*Your instructions*: Scan the records for "eller". Show the matching lines.

*Given data*:
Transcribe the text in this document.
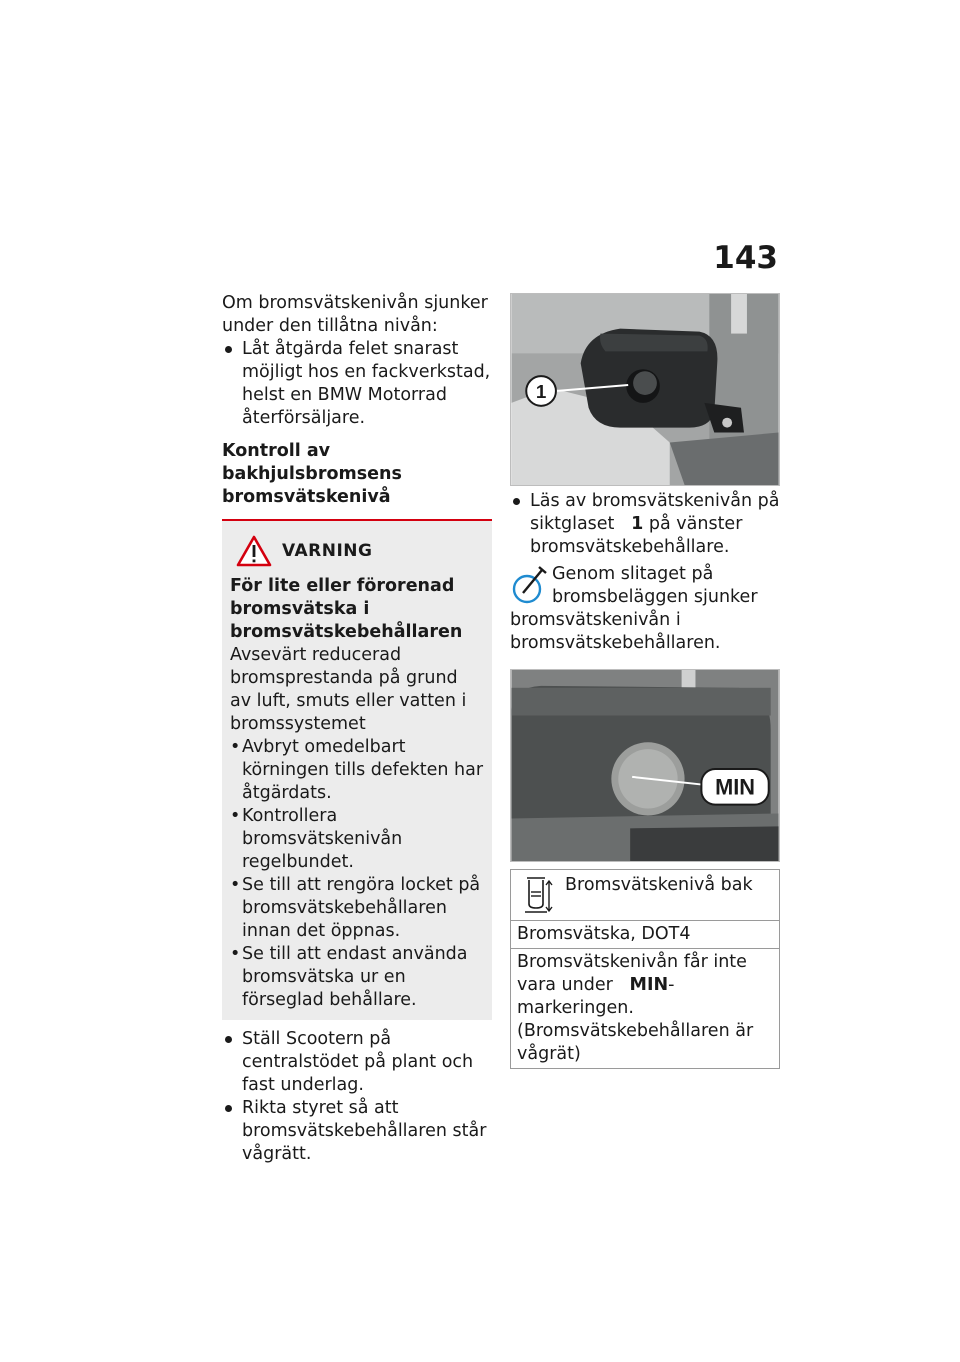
143

Om bromsvätskenivån sjunker under den tillåtna nivån:

Låt åtgärda felet snarast möjligt hos en fackverkstad, helst en BMW Motorrad återförsäljare.

Kontroll av bakhjulsbromsens bromsvätskenivå

VARNING

För lite eller förorenad bromsvätska i bromsvätskebehållaren

Avsevärt reducerad bromsprestanda på grund av luft, smuts eller vatten i bromssystemet

• Avbryt omedelbart körningen tills defekten har åtgärdats.
• Kontrollera bromsvätskenivån regelbundet.
• Se till att rengöra locket på bromsvätskebehållaren innan det öppnas.
• Se till att endast använda bromsvätska ur en förseglad behållare.
Ställ Scootern på centralstödet på plant och fast underlag.
Rikta styret så att bromsvätskebehållaren står vågrätt.
1
Läs av bromsvätskenivån på siktglaset 1 på vänster bromsvätskebehållare.

Genom slitaget på bromsbeläggen sjunker bromsvätskenivån i bromsvätskebehållaren.

MIN
Bromsvätskenivå bak
Bromsvätska, DOT4
Bromsvätskenivån får inte vara under MIN-markeringen.
(Bromsvätskebehållaren är vågrät)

*Output of the exercise*:
För lite eller förorenad bromsvätska i bromsvätskebehållaren
Avsevärt reducerad bromsprestanda på grund av luft, smuts eller vatten i bromssystemet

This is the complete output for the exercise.